### Short exercise
Narrow the data below down to the lines containing "Error".

=-=-=

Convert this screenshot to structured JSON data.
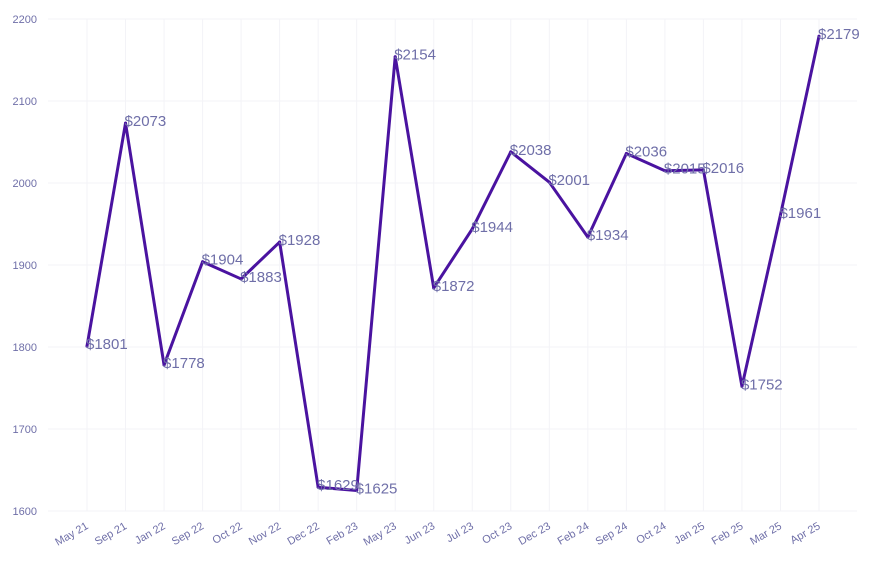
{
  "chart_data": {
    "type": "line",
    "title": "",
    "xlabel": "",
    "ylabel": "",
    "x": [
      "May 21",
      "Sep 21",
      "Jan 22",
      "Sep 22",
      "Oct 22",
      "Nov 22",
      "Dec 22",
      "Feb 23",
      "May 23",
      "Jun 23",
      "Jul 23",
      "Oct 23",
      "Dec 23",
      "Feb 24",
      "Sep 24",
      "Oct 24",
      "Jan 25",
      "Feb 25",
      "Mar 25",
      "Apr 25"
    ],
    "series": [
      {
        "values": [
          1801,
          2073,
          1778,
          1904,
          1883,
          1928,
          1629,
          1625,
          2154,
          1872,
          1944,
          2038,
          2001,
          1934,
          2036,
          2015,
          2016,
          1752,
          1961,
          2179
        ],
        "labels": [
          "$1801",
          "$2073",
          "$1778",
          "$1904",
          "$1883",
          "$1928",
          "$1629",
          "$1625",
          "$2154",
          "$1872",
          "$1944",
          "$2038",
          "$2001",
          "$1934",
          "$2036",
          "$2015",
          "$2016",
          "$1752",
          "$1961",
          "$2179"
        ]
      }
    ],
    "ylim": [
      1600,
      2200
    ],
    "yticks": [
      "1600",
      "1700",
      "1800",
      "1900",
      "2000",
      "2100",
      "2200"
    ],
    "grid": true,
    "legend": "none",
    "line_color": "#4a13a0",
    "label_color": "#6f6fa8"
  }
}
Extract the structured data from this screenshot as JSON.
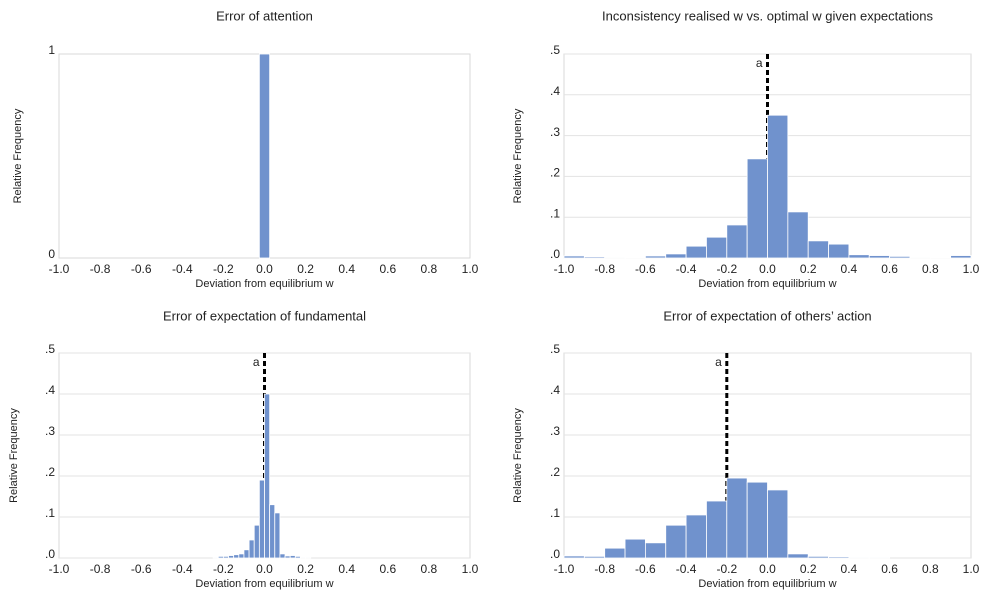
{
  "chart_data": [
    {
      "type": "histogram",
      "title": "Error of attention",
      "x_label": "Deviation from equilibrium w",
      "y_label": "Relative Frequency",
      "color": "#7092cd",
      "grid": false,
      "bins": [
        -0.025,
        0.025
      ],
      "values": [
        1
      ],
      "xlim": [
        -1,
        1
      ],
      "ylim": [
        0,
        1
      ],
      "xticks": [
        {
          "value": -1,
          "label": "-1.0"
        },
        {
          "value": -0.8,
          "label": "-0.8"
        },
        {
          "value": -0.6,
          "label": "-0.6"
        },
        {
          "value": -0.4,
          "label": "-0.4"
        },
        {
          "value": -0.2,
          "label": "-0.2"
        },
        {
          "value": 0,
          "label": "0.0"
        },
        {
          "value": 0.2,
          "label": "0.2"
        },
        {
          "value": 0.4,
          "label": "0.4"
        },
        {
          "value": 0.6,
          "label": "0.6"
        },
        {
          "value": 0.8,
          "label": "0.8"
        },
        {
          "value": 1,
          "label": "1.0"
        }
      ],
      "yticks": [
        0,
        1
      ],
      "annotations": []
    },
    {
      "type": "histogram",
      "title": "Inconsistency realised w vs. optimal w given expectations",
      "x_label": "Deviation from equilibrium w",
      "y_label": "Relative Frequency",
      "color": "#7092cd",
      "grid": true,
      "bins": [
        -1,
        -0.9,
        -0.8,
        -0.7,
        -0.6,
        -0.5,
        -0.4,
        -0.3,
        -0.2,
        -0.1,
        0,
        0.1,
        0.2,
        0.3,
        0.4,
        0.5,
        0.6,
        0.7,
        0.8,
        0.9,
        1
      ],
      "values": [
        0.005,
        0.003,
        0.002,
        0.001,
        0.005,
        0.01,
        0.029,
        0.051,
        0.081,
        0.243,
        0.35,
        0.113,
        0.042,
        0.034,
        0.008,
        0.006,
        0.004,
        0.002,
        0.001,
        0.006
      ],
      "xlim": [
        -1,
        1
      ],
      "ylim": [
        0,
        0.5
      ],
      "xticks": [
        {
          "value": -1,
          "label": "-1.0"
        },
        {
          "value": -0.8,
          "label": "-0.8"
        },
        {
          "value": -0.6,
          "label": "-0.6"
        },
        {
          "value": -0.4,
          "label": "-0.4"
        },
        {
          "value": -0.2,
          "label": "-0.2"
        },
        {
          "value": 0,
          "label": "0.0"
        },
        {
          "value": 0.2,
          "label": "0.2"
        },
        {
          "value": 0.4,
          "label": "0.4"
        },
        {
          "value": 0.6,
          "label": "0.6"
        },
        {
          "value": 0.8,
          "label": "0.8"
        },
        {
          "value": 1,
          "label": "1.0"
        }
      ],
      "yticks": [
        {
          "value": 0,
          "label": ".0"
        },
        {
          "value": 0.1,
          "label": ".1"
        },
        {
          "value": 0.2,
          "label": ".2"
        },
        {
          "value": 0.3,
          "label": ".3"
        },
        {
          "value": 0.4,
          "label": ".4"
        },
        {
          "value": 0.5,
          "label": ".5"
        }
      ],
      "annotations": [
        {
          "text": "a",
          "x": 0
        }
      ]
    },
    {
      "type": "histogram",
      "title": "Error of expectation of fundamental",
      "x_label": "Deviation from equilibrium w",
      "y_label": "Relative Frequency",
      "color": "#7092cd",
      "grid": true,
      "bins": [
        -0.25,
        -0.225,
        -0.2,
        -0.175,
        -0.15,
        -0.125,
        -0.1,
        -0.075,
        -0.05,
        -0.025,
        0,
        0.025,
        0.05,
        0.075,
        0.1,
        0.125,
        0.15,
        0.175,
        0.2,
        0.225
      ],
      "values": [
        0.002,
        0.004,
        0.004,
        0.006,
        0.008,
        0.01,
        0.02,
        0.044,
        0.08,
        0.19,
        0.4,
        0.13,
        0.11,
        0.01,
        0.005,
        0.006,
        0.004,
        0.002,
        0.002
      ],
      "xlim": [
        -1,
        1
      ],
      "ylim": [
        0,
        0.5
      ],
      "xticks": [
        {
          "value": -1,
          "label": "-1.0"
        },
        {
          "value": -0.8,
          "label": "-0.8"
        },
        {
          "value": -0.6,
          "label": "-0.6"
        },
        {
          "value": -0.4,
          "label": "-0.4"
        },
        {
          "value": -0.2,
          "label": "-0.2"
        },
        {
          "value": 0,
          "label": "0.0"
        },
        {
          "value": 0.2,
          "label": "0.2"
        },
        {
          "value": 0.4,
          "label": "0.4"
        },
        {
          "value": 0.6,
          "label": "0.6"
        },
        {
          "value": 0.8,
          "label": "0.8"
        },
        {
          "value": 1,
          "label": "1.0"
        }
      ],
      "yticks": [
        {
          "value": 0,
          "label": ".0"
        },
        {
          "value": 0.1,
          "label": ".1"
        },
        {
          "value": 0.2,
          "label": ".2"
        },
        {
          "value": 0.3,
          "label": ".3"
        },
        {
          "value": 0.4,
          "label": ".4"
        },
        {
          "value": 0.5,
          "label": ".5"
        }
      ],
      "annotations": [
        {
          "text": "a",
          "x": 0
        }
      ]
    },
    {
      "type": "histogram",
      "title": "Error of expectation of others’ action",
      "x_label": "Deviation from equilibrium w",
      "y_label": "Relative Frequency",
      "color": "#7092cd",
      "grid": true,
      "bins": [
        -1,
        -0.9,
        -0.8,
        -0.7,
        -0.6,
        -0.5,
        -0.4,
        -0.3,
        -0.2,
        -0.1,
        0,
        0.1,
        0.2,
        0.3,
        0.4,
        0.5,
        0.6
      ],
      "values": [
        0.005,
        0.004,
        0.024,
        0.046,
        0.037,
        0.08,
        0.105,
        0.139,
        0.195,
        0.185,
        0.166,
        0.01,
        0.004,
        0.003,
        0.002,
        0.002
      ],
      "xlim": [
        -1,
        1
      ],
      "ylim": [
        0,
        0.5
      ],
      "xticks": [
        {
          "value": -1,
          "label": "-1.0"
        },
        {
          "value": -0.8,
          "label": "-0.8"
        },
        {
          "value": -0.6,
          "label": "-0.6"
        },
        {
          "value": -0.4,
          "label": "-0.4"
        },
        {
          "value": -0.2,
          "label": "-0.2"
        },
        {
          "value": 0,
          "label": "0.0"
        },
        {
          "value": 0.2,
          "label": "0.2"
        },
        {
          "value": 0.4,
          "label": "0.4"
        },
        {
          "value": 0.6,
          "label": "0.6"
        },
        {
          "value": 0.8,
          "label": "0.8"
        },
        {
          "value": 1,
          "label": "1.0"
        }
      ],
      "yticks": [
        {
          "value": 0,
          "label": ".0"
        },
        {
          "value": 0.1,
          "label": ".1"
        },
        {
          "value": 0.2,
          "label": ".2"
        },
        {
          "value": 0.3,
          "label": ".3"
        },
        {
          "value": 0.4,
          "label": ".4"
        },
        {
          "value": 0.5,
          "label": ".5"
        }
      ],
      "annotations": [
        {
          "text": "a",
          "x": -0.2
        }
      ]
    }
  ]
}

=-=-=

### Result below
      "title": "Error of attention",
      "title": "Error of expectation of fundamental",
      "title": "Error of expectation of others’ action",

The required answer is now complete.